▶ _What this task involves_
Give back the records below exactly, every one, with no pictures.

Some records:
>> start

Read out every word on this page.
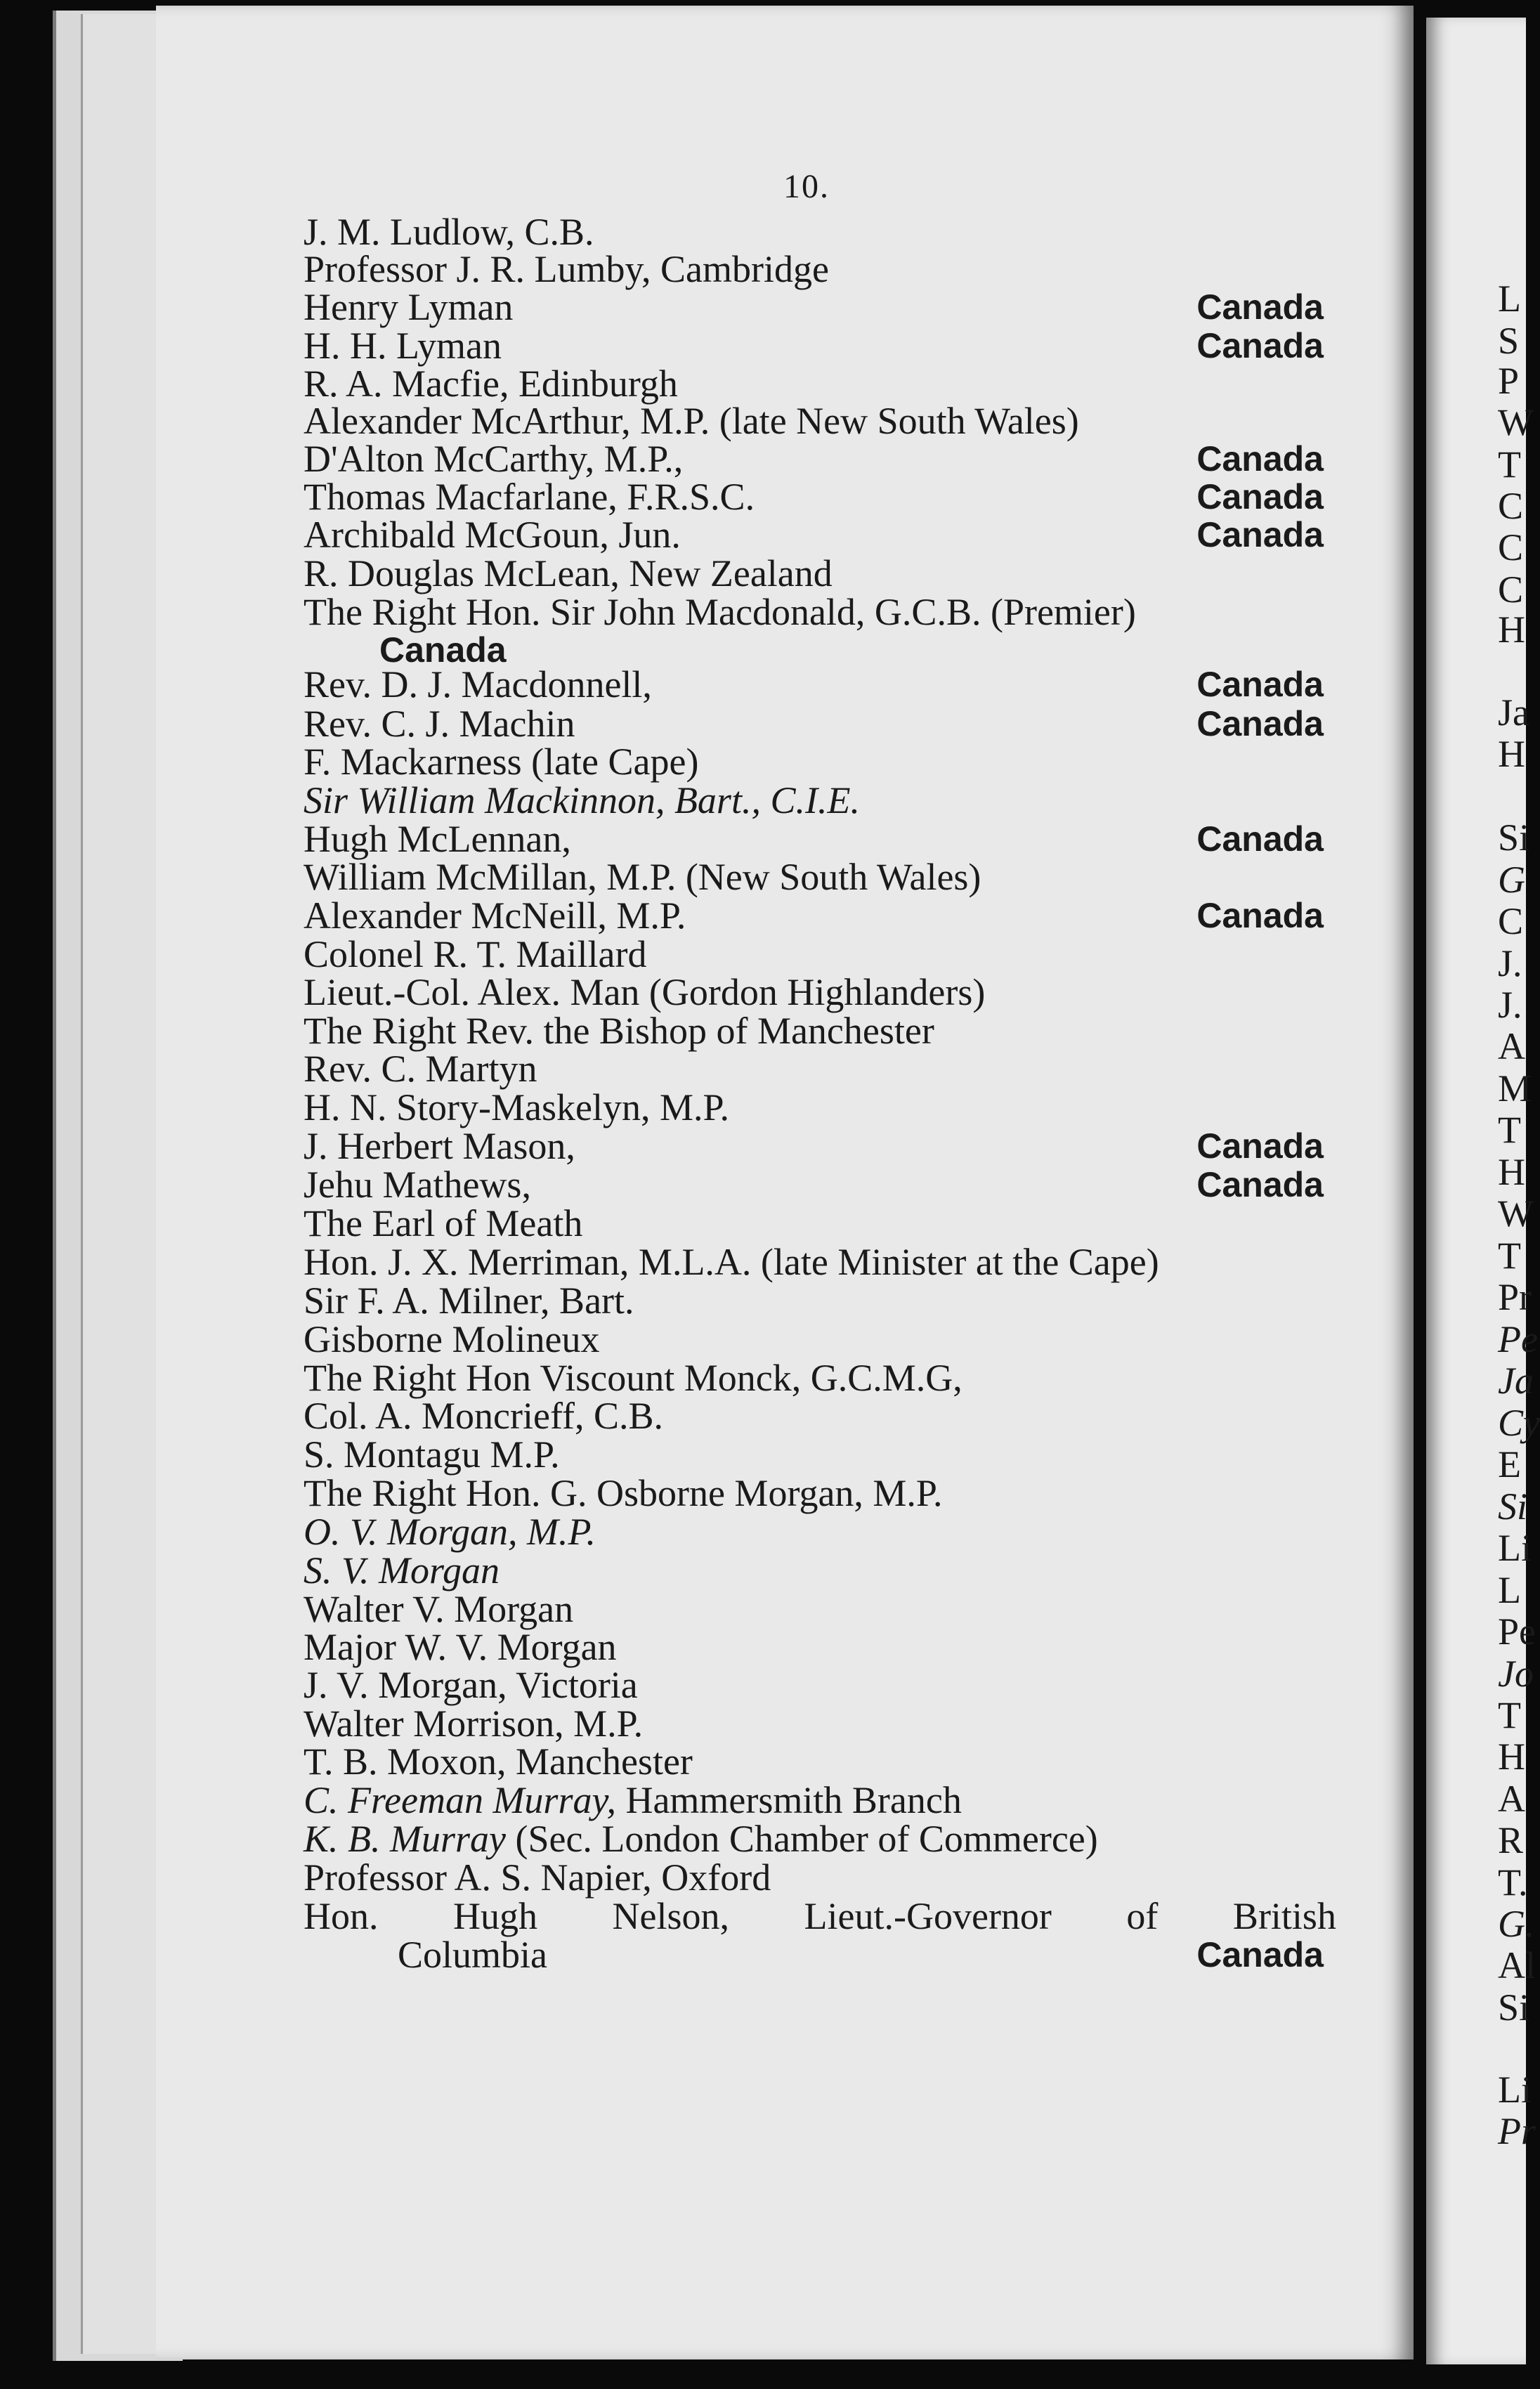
10.
J. M. Ludlow, C.B.
Professor J. R. Lumby, Cambridge
Henry Lyman	Canada
H. H. Lyman	Canada
R. A. Macfie, Edinburgh
Alexander McArthur, M.P. (late New South Wales)
D'Alton McCarthy, M.P.,	Canada
Thomas Macfarlane, F.R.S.C.	Canada
Archibald McGoun, Jun.	Canada
R. Douglas McLean, New Zealand
The Right Hon. Sir John Macdonald, G.C.B. (Premier)
Canada
Rev. D. J. Macdonnell,	Canada
Rev. C. J. Machin	Canada
F. Mackarness (late Cape)
Sir William Mackinnon, Bart., C.I.E.
Hugh McLennan,	Canada
William McMillan, M.P. (New South Wales)
Alexander McNeill, M.P.	Canada
Colonel R. T. Maillard
Lieut.-Col. Alex. Man (Gordon Highlanders)
The Right Rev. the Bishop of Manchester
Rev. C. Martyn
H. N. Story-Maskelyn, M.P.
J. Herbert Mason,	Canada
Jehu Mathews,	Canada
The Earl of Meath
Hon. J. X. Merriman, M.L.A. (late Minister at the Cape)
Sir F. A. Milner, Bart.
Gisborne Molineux
The Right Hon Viscount Monck, G.C.M.G,
Col. A. Moncrieff, C.B.
S. Montagu M.P.
The Right Hon. G. Osborne Morgan, M.P.
O. V. Morgan, M.P.
S. V. Morgan
Walter V. Morgan
Major W. V. Morgan
J. V. Morgan, Victoria
Walter Morrison, M.P.
T. B. Moxon, Manchester
C. Freeman Murray, Hammersmith Branch
K. B. Murray (Sec. London Chamber of Commerce)
Professor A. S. Napier, Oxford
Hon. Hugh Nelson, Lieut.-Governor of British
Columbia	Canada
L
S
P
W
T
C
C
C
H
Ja
H
Si
G
C
J.
J.
A
M
T
H
W
T
Pr
Pe
Ja
Cy
E
Si
Li
L
Pe
Jo
T
H
A
R
T.
G.
Al
Si
Li
Pr
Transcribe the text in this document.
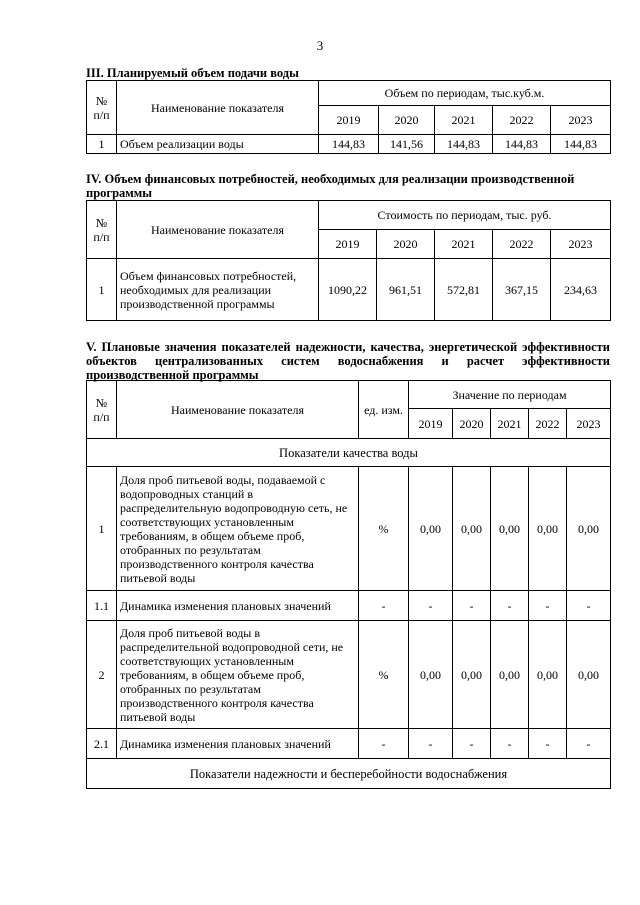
3
III. Планируемый объем подачи воды
№ п/п	Наименование показателя	Объем по периодам, тыс.куб.м.				
		2019	2020	2021	2022	2023
1	Объем реализации воды	144,83	141,56	144,83	144,83	144,83
IV. Объем финансовых потребностей, необходимых для реализации производственной программы
№ п/п	Наименование показателя	Стоимость по периодам, тыс. руб.				
		2019	2020	2021	2022	2023
1	Объем финансовых потребностей, необходимых для реализации производственной программы	1090,22	961,51	572,81	367,15	234,63
V. Плановые значения показателей надежности, качества, энергетической эффективности объектов централизованных систем водоснабжения и расчет эффективности производственной программы
№ п/п	Наименование показателя	ед. изм.	Значение по периодам				
			2019	2020	2021	2022	2023
Показатели качества воды							
1	Доля проб питьевой воды, подаваемой с водопроводных станций в распределительную водопроводную сеть, не соответствующих установленным требованиям, в общем объеме проб, отобранных по результатам производственного контроля качества питьевой воды	%	0,00	0,00	0,00	0,00	0,00
1.1	Динамика изменения плановых значений	-	-	-	-	-	-
2	Доля проб питьевой воды в распределительной водопроводной сети, не соответствующих установленным требованиям, в общем объеме проб, отобранных по результатам производственного контроля качества питьевой воды	%	0,00	0,00	0,00	0,00	0,00
2.1	Динамика изменения плановых значений	-	-	-	-	-	-
Показатели надежности и бесперебойности водоснабжения							
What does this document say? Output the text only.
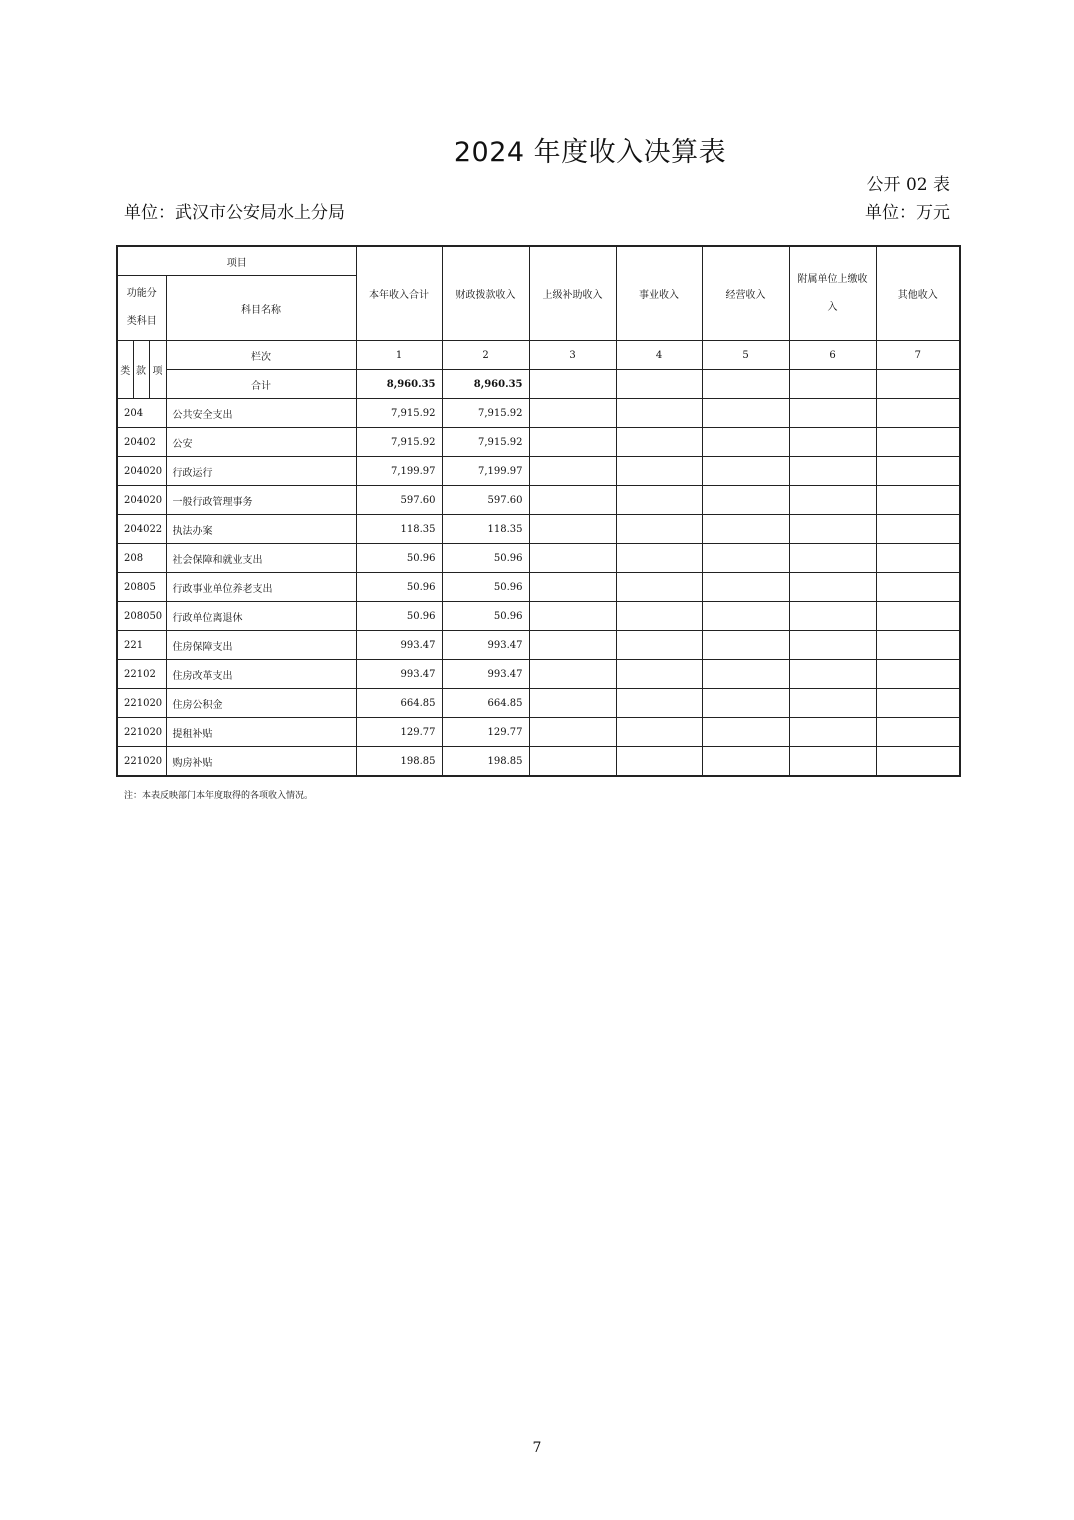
2024 年度收入决算表
公开 02 表
单位：武汉市公安局水上分局	单位：万元
项目				本年收入合计	财政拨款收入	上级补助收入	事业收入	经营收入	附属单位上缴收
入	其他收入

功能分
类科目			科目名称							
类	款	项	栏次	1	2	3	4	5	6	7
			合计	8,960.35	8,960.35					
204			公共安全支出	7,915.92	7,915.92					
20402			公安	7,915.92	7,915.92					
204020			行政运行	7,199.97	7,199.97					
204020			一般行政管理事务	597.60	597.60					
204022			执法办案	118.35	118.35					
208			社会保障和就业支出	50.96	50.96					
20805			行政事业单位养老支出	50.96	50.96					
208050			行政单位离退休	50.96	50.96					
221			住房保障支出	993.47	993.47					
22102			住房改革支出	993.47	993.47					
221020			住房公积金	664.85	664.85					
221020			提租补贴	129.77	129.77					
221020			购房补贴	198.85	198.85					
注：本表反映部门本年度取得的各项收入情况。
7
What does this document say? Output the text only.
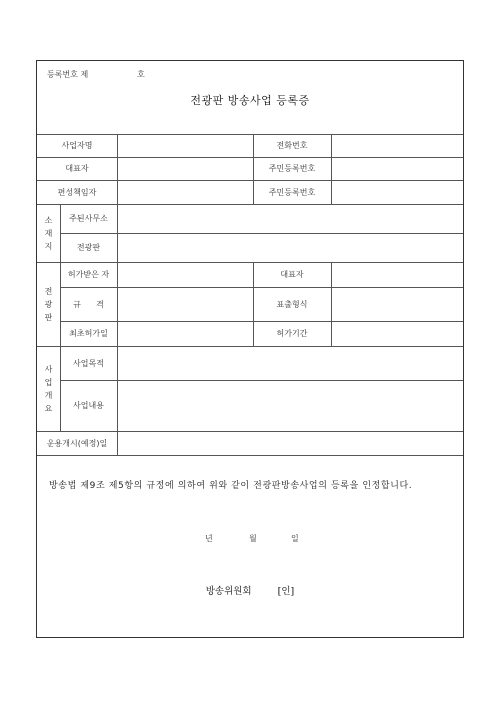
등록번호 제	호
전광판 방송사업 등록증
사업자명	전화번호
대표자	주민등록번호
편성책임자	주민등록번호
소
재
지
주된사무소
전광판
전
광
판
허가받은 자	대표자
규      격	표출형식
최초허가일	허가기간
사
업
개
요
사업목적
사업내용
운용개시(예정)일
방송법 제9조 제5항의 규정에 의하여 위와 같이 전광판방송사업의 등록을 인정합니다.
년	월	일
방송위원회	[인]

>> end

▶ _Task solution_
Read out every word on this page.
10.
J. M. Ludlow, C.B.
Professor J. R. Lumby, Cambridge
Henry Lyman	Canada
H. H. Lyman	Canada
R. A. Macfie, Edinburgh
Alexander McArthur, M.P. (late New South Wales)
D'Alton McCarthy, M.P.,	Canada
Thomas Macfarlane, F.R.S.C.	Canada
Archibald McGoun, Jun.	Canada
R. Douglas McLean, New Zealand
The Right Hon. Sir John Macdonald, G.C.B. (Premier)
Canada
Rev. D. J. Macdonnell,	Canada
Rev. C. J. Machin	Canada
F. Mackarness (late Cape)
Sir William Mackinnon, Bart., C.I.E.
Hugh McLennan,	Canada
William McMillan, M.P. (New South Wales)
Alexander McNeill, M.P.	Canada
Colonel R. T. Maillard
Lieut.-Col. Alex. Man (Gordon Highlanders)
The Right Rev. the Bishop of Manchester
Rev. C. Martyn
H. N. Story-Maskelyn, M.P.
J. Herbert Mason,	Canada
Jehu Mathews,	Canada
The Earl of Meath
Hon. J. X. Merriman, M.L.A. (late Minister at the Cape)
Sir F. A. Milner, Bart.
Gisborne Molineux
The Right Hon Viscount Monck, G.C.M.G,
Col. A. Moncrieff, C.B.
S. Montagu M.P.
The Right Hon. G. Osborne Morgan, M.P.
O. V. Morgan, M.P.
S. V. Morgan
Walter V. Morgan
Major W. V. Morgan
J. V. Morgan, Victoria
Walter Morrison, M.P.
T. B. Moxon, Manchester
C. Freeman Murray, Hammersmith Branch
K. B. Murray (Sec. London Chamber of Commerce)
Professor A. S. Napier, Oxford
Hon. Hugh Nelson, Lieut.-Governor of British
Columbia	Canada
L
S
P
W
T
C
C
C
H
Ja
H
Si
G
C
J.
J.
A
M
T
H
W
T
Pr
Pe
Ja
Cy
E
Si
Li
L
Pe
Jo
T
H
A
R
T.
G.
Al
Si
Li
Pr
Transcribe the text in this document.
3
III. Планируемый объем подачи воды
№ п/п	Наименование показателя	Объем по периодам, тыс.куб.м.				
		2019	2020	2021	2022	2023
1	Объем реализации воды	144,83	141,56	144,83	144,83	144,83
IV. Объем финансовых потребностей, необходимых для реализации производственной программы
№ п/п	Наименование показателя	Стоимость по периодам, тыс. руб.				
		2019	2020	2021	2022	2023
1	Объем финансовых потребностей, необходимых для реализации производственной программы	1090,22	961,51	572,81	367,15	234,63
V. Плановые значения показателей надежности, качества, энергетической эффективности объектов централизованных систем водоснабжения и расчет эффективности производственной программы
№ п/п	Наименование показателя	ед. изм.	Значение по периодам				
			2019	2020	2021	2022	2023
Показатели качества воды							
1	Доля проб питьевой воды, подаваемой с водопроводных станций в распределительную водопроводную сеть, не соответствующих установленным требованиям, в общем объеме проб, отобранных по результатам производственного контроля качества питьевой воды	%	0,00	0,00	0,00	0,00	0,00
1.1	Динамика изменения плановых значений	-	-	-	-	-	-
2	Доля проб питьевой воды в распределительной водопроводной сети, не соответствующих установленным требованиям, в общем объеме проб, отобранных по результатам производственного контроля качества питьевой воды	%	0,00	0,00	0,00	0,00	0,00
2.1	Динамика изменения плановых значений	-	-	-	-	-	-
Показатели надежности и бесперебойности водоснабжения							
What does this document say? Output the text only.
2024 年度收入决算表
公开 02 表
单位：武汉市公安局水上分局	单位：万元
项目				本年收入合计	财政拨款收入	上级补助收入	事业收入	经营收入	附属单位上缴收
入	其他收入

功能分
类科目			科目名称							
类	款	项	栏次	1	2	3	4	5	6	7
			合计	8,960.35	8,960.35					
204			公共安全支出	7,915.92	7,915.92					
20402			公安	7,915.92	7,915.92					
204020			行政运行	7,199.97	7,199.97					
204020			一般行政管理事务	597.60	597.60					
204022			执法办案	118.35	118.35					
208			社会保障和就业支出	50.96	50.96					
20805			行政事业单位养老支出	50.96	50.96					
208050			行政单位离退休	50.96	50.96					
221			住房保障支出	993.47	993.47					
22102			住房改革支出	993.47	993.47					
221020			住房公积金	664.85	664.85					
221020			提租补贴	129.77	129.77					
221020			购房补贴	198.85	198.85					
注：本表反映部门本年度取得的各项收入情况。
7
What does this document say? Output the text only.
등록번호 제	호
전광판 방송사업 등록증
사업자명	전화번호
대표자	주민등록번호
편성책임자	주민등록번호
소
재
지
주된사무소
전광판
전
광
판
허가받은 자	대표자
규      격	표출형식
최초허가일	허가기간
사
업
개
요
사업목적
사업내용
운용개시(예정)일
방송법 제9조 제5항의 규정에 의하여 위와 같이 전광판방송사업의 등록을 인정합니다.
년	월	일
방송위원회	[인]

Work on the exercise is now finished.